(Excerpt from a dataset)
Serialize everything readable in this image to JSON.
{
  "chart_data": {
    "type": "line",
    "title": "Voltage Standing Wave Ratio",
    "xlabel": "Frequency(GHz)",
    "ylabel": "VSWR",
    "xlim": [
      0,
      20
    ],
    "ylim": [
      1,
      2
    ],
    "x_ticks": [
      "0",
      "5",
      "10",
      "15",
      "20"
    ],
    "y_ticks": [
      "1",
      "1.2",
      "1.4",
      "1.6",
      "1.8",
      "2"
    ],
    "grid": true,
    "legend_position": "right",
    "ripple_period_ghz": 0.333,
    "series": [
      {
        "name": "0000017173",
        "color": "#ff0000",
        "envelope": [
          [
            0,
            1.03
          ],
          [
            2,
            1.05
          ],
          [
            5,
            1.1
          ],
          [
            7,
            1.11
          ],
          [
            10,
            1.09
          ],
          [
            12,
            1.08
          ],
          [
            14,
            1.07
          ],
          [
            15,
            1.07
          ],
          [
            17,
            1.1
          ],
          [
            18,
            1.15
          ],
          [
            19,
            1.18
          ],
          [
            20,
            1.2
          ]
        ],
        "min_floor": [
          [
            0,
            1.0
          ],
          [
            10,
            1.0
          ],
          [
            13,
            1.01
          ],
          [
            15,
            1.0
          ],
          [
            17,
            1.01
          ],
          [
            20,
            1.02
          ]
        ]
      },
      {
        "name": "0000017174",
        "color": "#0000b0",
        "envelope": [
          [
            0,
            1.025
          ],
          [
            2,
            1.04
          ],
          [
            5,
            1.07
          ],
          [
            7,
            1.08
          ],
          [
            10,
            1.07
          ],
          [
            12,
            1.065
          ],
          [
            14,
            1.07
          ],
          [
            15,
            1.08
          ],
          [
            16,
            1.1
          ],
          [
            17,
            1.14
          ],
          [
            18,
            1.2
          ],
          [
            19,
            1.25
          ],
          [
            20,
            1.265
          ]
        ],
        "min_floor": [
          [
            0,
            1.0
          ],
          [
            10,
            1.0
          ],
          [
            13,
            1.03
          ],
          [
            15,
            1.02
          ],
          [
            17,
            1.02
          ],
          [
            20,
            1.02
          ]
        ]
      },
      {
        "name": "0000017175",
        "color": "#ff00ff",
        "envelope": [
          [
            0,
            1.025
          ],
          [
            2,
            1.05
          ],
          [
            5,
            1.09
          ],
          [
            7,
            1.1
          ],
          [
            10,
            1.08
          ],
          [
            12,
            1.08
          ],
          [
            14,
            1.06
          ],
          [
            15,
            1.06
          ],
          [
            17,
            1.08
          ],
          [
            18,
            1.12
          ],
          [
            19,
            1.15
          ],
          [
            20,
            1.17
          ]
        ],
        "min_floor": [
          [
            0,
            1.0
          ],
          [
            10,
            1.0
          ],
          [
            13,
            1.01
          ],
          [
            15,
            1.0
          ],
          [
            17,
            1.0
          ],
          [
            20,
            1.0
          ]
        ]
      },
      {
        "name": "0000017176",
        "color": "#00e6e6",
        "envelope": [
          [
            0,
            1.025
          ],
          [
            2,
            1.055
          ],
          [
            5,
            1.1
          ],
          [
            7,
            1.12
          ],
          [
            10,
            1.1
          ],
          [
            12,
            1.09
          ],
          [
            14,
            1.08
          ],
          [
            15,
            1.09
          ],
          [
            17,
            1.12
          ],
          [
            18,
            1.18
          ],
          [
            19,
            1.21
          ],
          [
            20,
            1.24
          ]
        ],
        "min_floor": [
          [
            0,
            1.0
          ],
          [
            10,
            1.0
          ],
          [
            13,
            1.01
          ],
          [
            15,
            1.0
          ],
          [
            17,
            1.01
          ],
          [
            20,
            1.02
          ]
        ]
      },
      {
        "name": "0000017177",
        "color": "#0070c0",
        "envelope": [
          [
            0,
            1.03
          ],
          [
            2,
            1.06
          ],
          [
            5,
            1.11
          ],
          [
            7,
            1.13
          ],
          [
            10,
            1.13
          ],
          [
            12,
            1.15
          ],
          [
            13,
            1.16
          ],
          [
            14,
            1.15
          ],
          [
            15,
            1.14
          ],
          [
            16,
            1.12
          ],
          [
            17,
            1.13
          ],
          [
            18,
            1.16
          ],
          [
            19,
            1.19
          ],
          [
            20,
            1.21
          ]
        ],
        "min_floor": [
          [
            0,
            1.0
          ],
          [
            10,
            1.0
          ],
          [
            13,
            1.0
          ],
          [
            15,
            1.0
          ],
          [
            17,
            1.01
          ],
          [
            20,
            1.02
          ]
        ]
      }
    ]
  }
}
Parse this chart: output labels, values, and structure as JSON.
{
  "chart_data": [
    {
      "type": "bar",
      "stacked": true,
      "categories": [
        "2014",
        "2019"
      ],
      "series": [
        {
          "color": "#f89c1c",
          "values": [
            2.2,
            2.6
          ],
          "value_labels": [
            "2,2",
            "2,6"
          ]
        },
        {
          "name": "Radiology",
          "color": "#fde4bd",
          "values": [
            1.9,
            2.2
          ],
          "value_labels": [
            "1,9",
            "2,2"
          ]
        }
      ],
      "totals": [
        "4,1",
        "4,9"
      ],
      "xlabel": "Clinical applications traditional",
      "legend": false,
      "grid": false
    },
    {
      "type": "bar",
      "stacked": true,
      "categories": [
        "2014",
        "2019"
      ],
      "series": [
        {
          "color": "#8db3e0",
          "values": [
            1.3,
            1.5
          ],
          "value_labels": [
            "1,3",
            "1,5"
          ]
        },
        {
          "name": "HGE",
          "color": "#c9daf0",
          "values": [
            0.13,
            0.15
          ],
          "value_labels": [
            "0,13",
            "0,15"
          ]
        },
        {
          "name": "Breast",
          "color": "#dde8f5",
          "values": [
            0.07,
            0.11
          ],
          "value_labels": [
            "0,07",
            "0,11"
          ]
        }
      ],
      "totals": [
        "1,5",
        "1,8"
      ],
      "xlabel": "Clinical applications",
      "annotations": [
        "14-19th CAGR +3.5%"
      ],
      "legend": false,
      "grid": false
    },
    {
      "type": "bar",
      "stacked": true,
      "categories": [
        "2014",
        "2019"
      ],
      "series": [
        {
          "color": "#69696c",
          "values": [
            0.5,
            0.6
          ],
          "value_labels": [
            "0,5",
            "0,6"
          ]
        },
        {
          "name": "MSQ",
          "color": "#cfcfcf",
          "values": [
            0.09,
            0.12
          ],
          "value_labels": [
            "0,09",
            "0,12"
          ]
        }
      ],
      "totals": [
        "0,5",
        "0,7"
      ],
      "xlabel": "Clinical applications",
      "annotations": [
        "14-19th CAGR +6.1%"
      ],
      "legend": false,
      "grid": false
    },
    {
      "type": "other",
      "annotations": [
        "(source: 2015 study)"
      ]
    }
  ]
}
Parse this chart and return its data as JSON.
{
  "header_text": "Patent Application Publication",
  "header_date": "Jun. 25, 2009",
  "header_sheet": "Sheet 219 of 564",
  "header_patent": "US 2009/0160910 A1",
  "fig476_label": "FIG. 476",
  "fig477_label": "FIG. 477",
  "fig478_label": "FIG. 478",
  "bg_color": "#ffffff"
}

▶ **STATED TASK**: Select and copy every line of the listing with the word "this".

▶ **FINAL RESULT**:
Serialize everything readable in this image to JSON.
Parse this chart: output labels, values, and structure as JSON.
Parse this chart and return its data as JSON.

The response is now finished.